§ Written exercise:
Quote all of the data that follows exactly as written, skipping the images.

§ Provided records:
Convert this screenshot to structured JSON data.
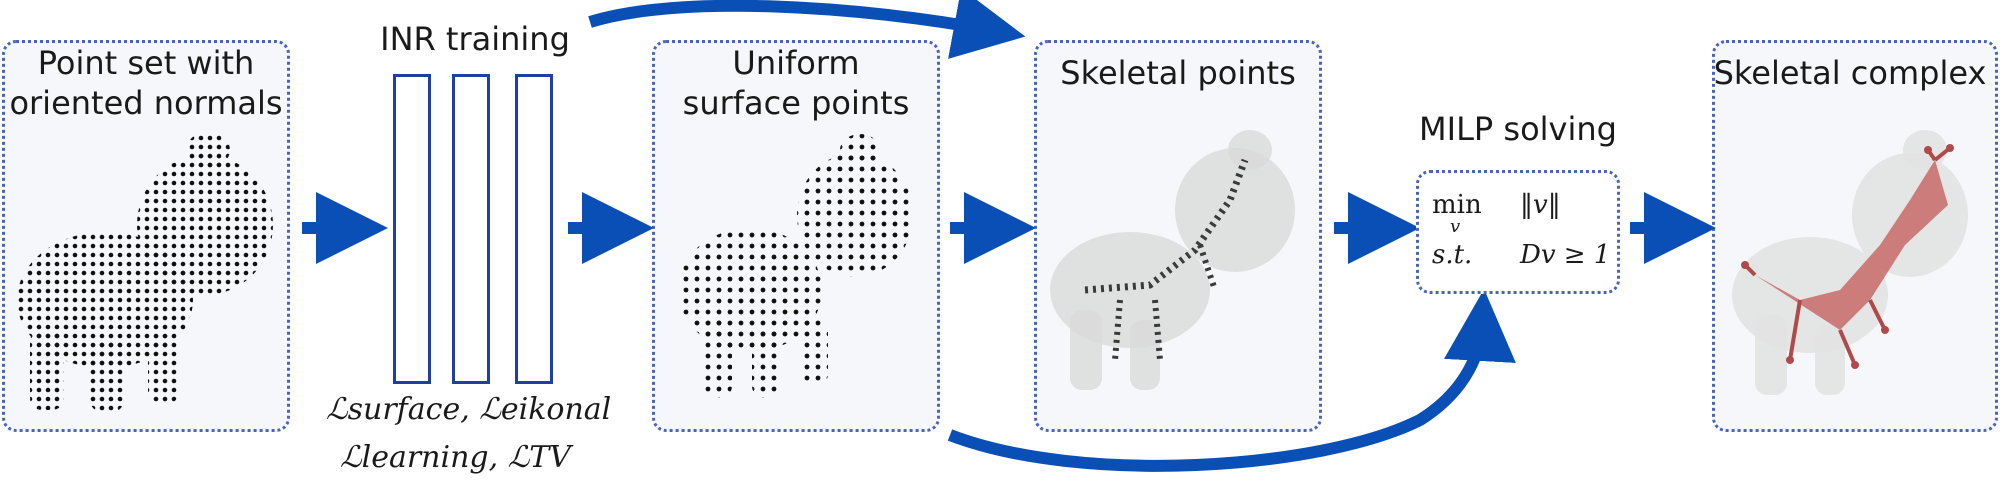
{
  "panels": {
    "input": {
      "title_line1": "Point set with",
      "title_line2": "oriented normals"
    },
    "inr": {
      "title": "INR training",
      "loss_line1": "ℒsurface, ℒeikonal",
      "loss_line2": "ℒlearning, ℒTV"
    },
    "uniform": {
      "title_line1": "Uniform",
      "title_line2": "surface points"
    },
    "skeletal_points": {
      "title": "Skeletal points"
    },
    "milp": {
      "title": "MILP solving",
      "row1_left": "min",
      "row1_sub": "v",
      "row1_right": "‖v‖",
      "row2_left": "s.t.",
      "row2_right": "Dv ≥ 1"
    },
    "complex": {
      "title": "Skeletal complex"
    }
  },
  "colors": {
    "arrow": "#0a4fb5",
    "border": "#4a64b8",
    "skeleton": "#c96a6a",
    "ghost": "#d8d8d8"
  }
}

§ Solution to this task:
Convert this screenshot to structured JSON data.
{
  "panels": {
    "input": {
      "title_line1": "Point set with",
      "title_line2": "oriented normals"
    },
    "inr": {
      "title": "INR training",
      "loss_line1": "ℒsurface, ℒeikonal",
      "loss_line2": "ℒlearning, ℒTV"
    },
    "uniform": {
      "title_line1": "Uniform",
      "title_line2": "surface points"
    },
    "skeletal_points": {
      "title": "Skeletal points"
    },
    "milp": {
      "title": "MILP solving",
      "row1_left": "min",
      "row1_sub": "v",
      "row1_right": "‖v‖",
      "row2_left": "s.t.",
      "row2_right": "Dv ≥ 1"
    },
    "complex": {
      "title": "Skeletal complex"
    }
  },
  "colors": {
    "arrow": "#0a4fb5",
    "border": "#4a64b8",
    "skeleton": "#c96a6a",
    "ghost": "#d8d8d8"
  }
}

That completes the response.